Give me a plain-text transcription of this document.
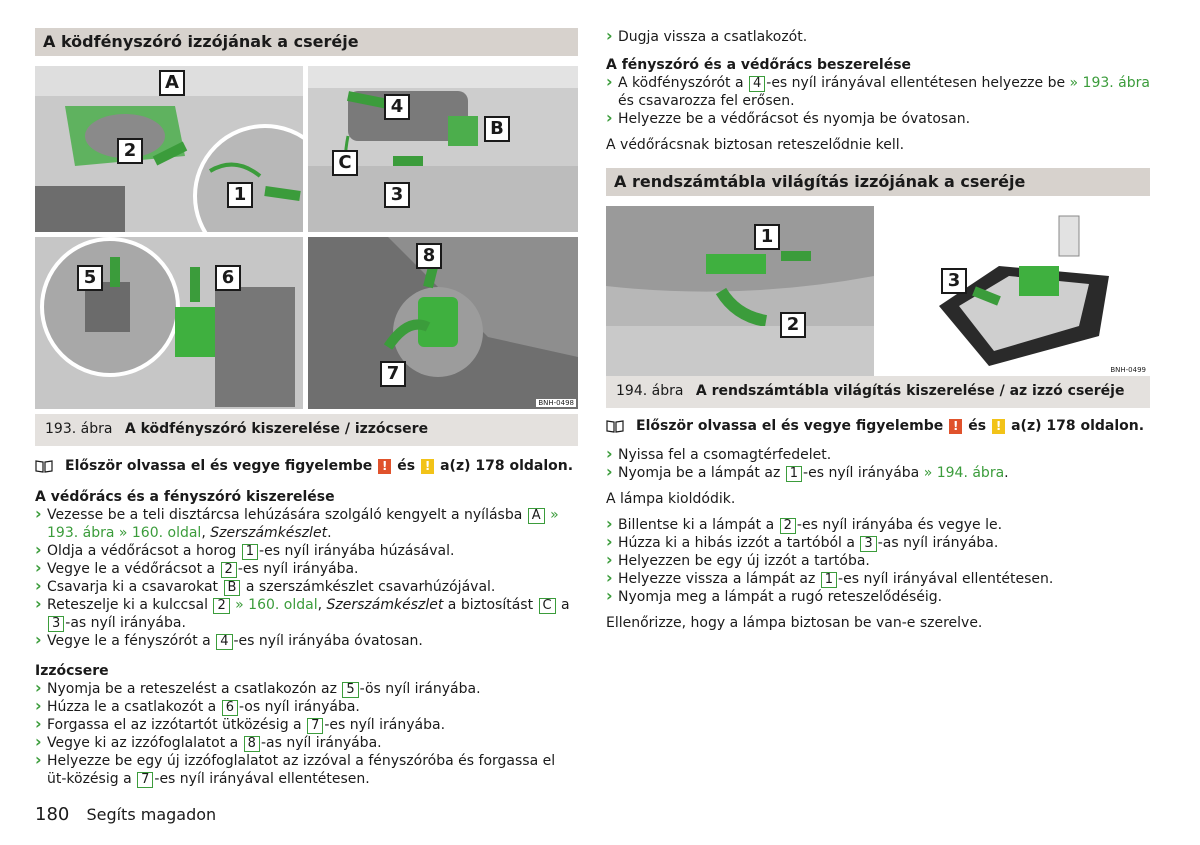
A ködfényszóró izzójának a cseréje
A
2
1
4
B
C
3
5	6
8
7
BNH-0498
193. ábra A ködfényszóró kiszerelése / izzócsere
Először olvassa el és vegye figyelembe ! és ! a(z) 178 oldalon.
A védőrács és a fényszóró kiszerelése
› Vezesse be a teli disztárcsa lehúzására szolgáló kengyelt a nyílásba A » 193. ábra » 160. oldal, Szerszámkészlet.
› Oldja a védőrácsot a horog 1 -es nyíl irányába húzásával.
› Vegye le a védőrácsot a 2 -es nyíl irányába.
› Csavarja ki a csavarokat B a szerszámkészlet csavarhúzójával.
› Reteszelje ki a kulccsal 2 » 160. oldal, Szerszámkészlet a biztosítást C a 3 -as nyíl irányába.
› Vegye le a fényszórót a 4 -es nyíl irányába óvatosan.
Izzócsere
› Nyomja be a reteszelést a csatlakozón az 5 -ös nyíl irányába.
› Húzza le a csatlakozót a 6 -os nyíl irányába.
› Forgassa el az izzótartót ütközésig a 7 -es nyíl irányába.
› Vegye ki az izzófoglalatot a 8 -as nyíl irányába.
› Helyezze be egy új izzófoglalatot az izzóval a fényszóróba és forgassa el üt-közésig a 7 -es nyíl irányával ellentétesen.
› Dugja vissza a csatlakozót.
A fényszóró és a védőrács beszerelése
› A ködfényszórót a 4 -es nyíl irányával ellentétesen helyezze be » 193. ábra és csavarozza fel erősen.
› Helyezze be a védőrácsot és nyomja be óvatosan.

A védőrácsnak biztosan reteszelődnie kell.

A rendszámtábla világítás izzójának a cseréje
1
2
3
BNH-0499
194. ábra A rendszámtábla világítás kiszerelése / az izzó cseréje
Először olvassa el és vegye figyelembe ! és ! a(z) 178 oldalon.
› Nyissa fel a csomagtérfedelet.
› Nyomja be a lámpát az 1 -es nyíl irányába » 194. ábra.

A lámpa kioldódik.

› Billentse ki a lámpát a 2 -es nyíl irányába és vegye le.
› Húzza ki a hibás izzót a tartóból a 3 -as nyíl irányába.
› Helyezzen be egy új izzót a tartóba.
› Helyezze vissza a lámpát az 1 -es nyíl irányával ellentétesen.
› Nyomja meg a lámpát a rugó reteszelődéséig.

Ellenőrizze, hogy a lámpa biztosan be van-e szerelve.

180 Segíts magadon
---*---
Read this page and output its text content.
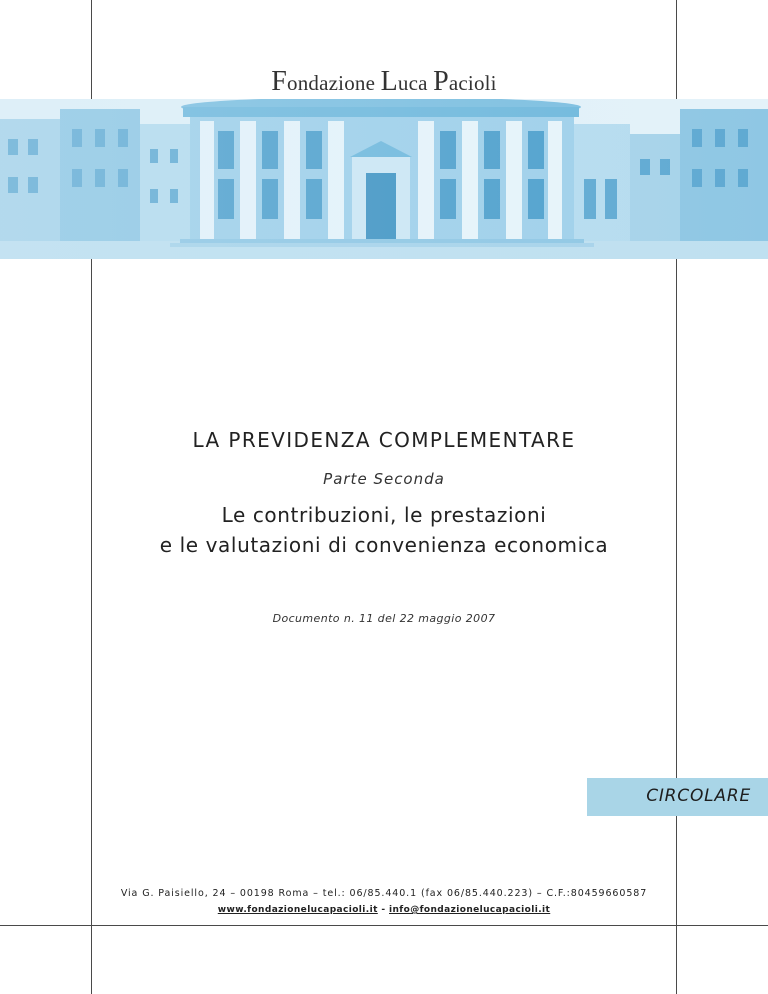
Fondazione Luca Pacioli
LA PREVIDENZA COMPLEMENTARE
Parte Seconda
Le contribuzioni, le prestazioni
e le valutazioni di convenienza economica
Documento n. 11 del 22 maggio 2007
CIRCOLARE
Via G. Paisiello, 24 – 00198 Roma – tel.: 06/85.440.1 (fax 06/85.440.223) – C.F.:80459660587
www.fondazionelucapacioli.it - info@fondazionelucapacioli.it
---*---
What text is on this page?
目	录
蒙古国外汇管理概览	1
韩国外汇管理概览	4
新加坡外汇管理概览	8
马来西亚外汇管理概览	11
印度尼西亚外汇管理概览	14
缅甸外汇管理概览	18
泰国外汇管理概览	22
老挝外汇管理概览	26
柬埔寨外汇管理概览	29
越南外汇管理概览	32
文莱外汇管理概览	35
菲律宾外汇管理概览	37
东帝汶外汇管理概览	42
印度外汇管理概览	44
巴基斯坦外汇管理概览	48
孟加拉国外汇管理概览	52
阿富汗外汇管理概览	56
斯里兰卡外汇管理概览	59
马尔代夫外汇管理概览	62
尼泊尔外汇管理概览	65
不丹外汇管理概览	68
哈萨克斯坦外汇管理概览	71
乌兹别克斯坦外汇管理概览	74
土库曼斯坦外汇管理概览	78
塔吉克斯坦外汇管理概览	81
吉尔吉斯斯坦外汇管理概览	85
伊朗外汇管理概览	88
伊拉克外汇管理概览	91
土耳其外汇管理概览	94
---*---
Task requirements
Count every line above that holds the word "csatlakozót", and state the number and nothing more.

Task response
2